# Problem requirements
Tally the lines holding the string "winmm" and reply with that number alone.
----------------------------------------
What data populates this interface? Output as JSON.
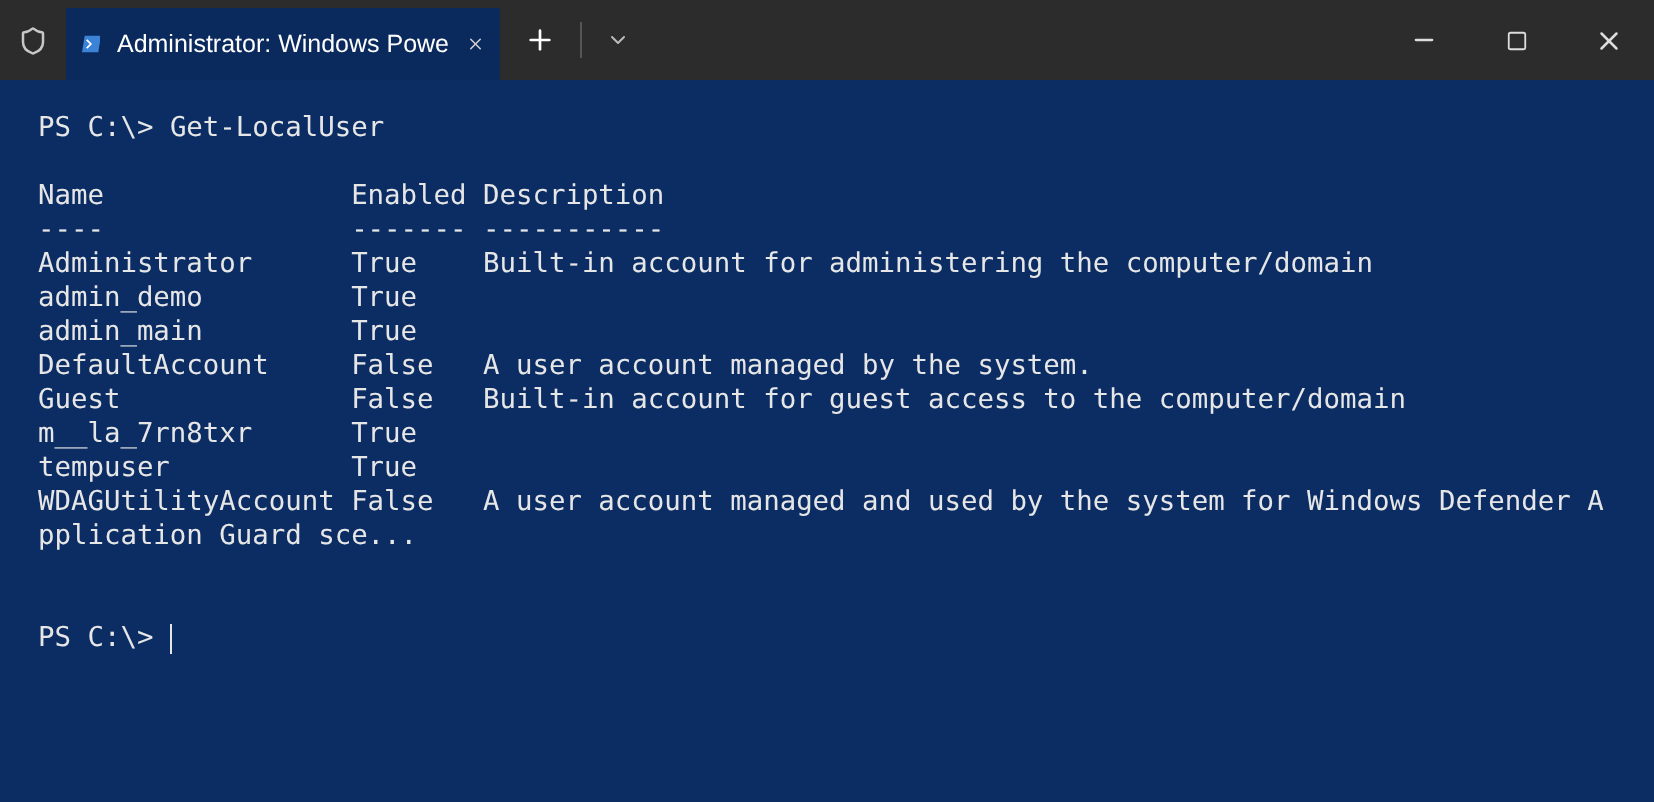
{
  "tab_bar": {
    "tab": {
      "title": "Administrator: Windows Powe",
      "selected": true
    }
  },
  "terminal": {
    "command": {
      "prompt": "PS C:\\>",
      "text": "Get-LocalUser"
    },
    "output_lines": [
      "Name               Enabled Description",
      "----               ------- -----------",
      "Administrator      True    Built-in account for administering the computer/domain",
      "admin_demo         True",
      "admin_main         True",
      "DefaultAccount     False   A user account managed by the system.",
      "Guest              False   Built-in account for guest access to the computer/domain",
      "m__la_7rn8txr      True",
      "tempuser           True",
      "WDAGUtilityAccount False   A user account managed and used by the system for Windows Defender A",
      "pplication Guard sce..."
    ],
    "prompt": "PS C:\\>"
  }
}
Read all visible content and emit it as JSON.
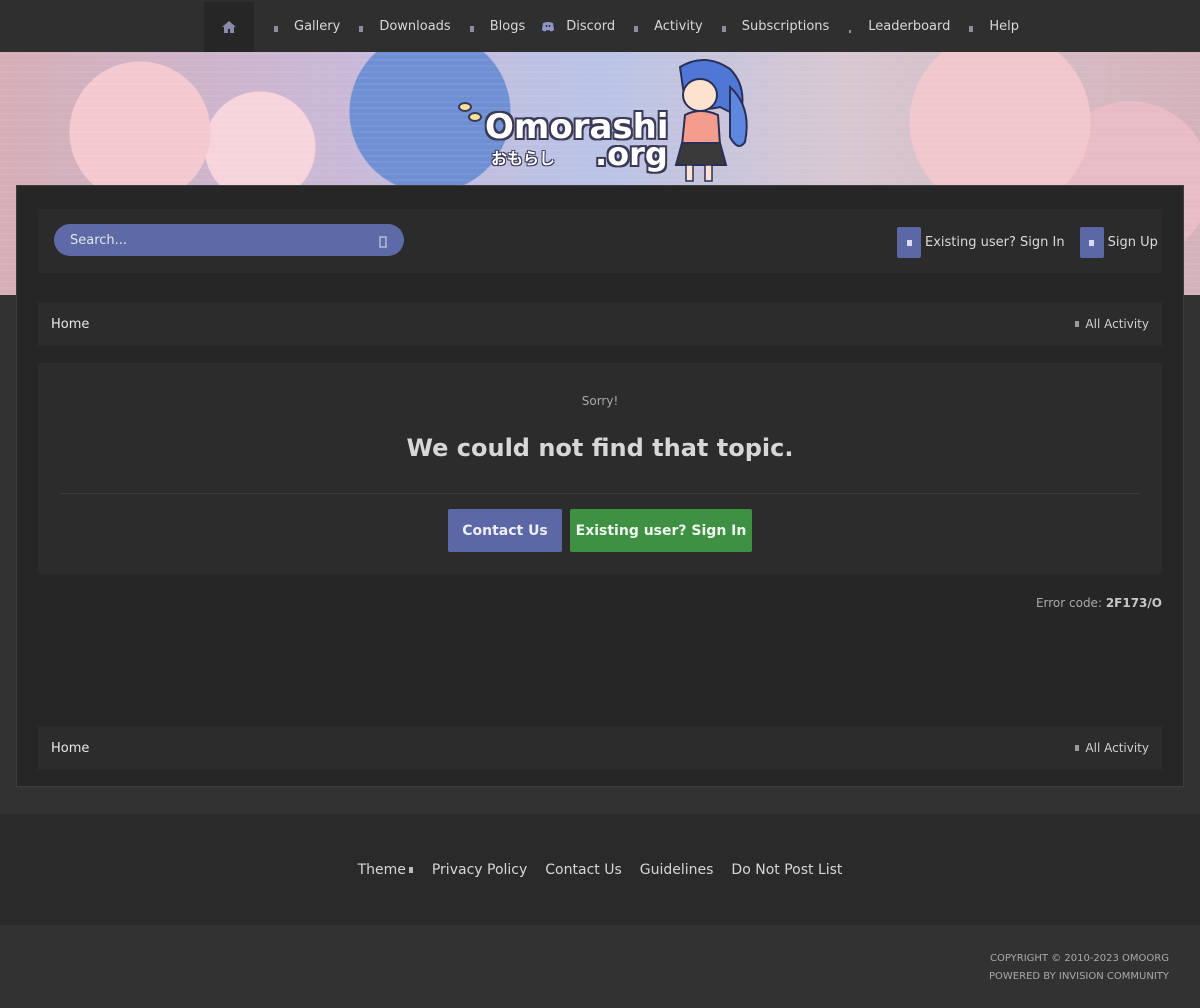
{
  "nav": {
    "home_icon": "home-icon",
    "items": [
      {
        "label": "Gallery",
        "icon": "bullet-icon"
      },
      {
        "label": "Downloads",
        "icon": "bullet-icon"
      },
      {
        "label": "Blogs",
        "icon": "bullet-icon"
      },
      {
        "label": "Discord",
        "icon": "discord-icon"
      },
      {
        "label": "Activity",
        "icon": "bullet-icon"
      },
      {
        "label": "Subscriptions",
        "icon": "bullet-icon"
      },
      {
        "label": "Leaderboard",
        "icon": "bullet-icon"
      },
      {
        "label": "Help",
        "icon": "bullet-icon"
      }
    ]
  },
  "banner": {
    "logo_word": "Omorashi",
    "logo_tld": ".org",
    "logo_kana": "おもらし"
  },
  "search": {
    "placeholder": "Search..."
  },
  "userlinks": {
    "signin": "Existing user? Sign In",
    "signup": "Sign Up"
  },
  "breadcrumb": {
    "home": "Home",
    "all_activity": "All Activity"
  },
  "error": {
    "sorry": "Sorry!",
    "message": "We could not find that topic.",
    "contact_button": "Contact Us",
    "signin_button": "Existing user? Sign In",
    "code_label": "Error code:",
    "code_value": "2F173/O"
  },
  "footer": {
    "links": {
      "theme": "Theme",
      "privacy": "Privacy Policy",
      "contact": "Contact Us",
      "guidelines": "Guidelines",
      "dnpl": "Do Not Post List"
    },
    "copyright": "COPYRIGHT © 2010-2023 OMOORG",
    "powered": "POWERED BY INVISION COMMUNITY"
  },
  "colors": {
    "accent": "#5c67a6",
    "success": "#3e9143",
    "background": "#323232"
  }
}
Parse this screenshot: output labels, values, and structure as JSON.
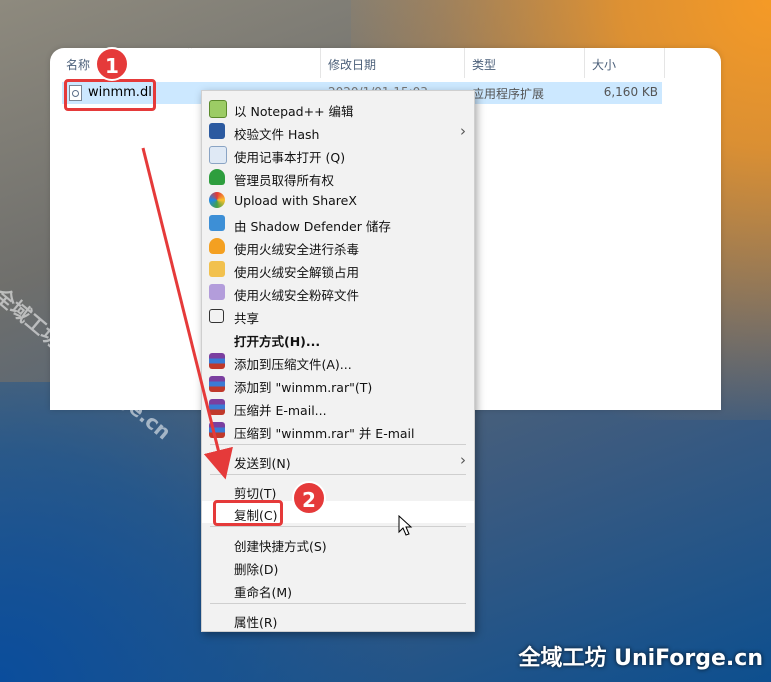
{
  "explorer": {
    "columns": {
      "name": "名称",
      "date": "修改日期",
      "type": "类型",
      "size": "大小"
    },
    "file": {
      "name": "winmm.dll",
      "date": "2020/1/01 15:03",
      "type": "应用程序扩展",
      "size": "6,160 KB"
    }
  },
  "context_menu": {
    "items": [
      {
        "label": "以 Notepad++ 编辑",
        "icon": "notepadpp-icon"
      },
      {
        "label": "校验文件 Hash",
        "icon": "powershell-icon",
        "submenu": true
      },
      {
        "label": "使用记事本打开 (Q)",
        "icon": "notepad-icon"
      },
      {
        "label": "管理员取得所有权",
        "icon": "shield-check-icon"
      },
      {
        "label": "Upload with ShareX",
        "icon": "sharex-icon"
      },
      {
        "label": "由 Shadow Defender 储存",
        "icon": "shadow-defender-icon"
      },
      {
        "label": "使用火绒安全进行杀毒",
        "icon": "huorong-flame-icon"
      },
      {
        "label": "使用火绒安全解锁占用",
        "icon": "huorong-unlock-icon"
      },
      {
        "label": "使用火绒安全粉碎文件",
        "icon": "huorong-shred-icon"
      },
      {
        "label": "共享",
        "icon": "share-icon"
      },
      {
        "label": "打开方式(H)...",
        "icon": ""
      },
      {
        "label": "添加到压缩文件(A)...",
        "icon": "winrar-icon"
      },
      {
        "label": "添加到 \"winmm.rar\"(T)",
        "icon": "winrar-icon"
      },
      {
        "label": "压缩并 E-mail...",
        "icon": "winrar-icon"
      },
      {
        "label": "压缩到 \"winmm.rar\" 并 E-mail",
        "icon": "winrar-icon"
      },
      {
        "label": "发送到(N)",
        "icon": "",
        "submenu": true
      },
      {
        "label": "剪切(T)",
        "icon": ""
      },
      {
        "label": "复制(C)",
        "icon": ""
      },
      {
        "label": "创建快捷方式(S)",
        "icon": ""
      },
      {
        "label": "删除(D)",
        "icon": ""
      },
      {
        "label": "重命名(M)",
        "icon": ""
      },
      {
        "label": "属性(R)",
        "icon": ""
      }
    ]
  },
  "annotations": {
    "step1": "1",
    "step2": "2",
    "accent": "#e53a3a"
  },
  "watermark": {
    "diagonal": "全域工坊 UniForge.cn",
    "corner": "全域工坊 UniForge.cn"
  }
}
----------------------------------------
# Correct answer
3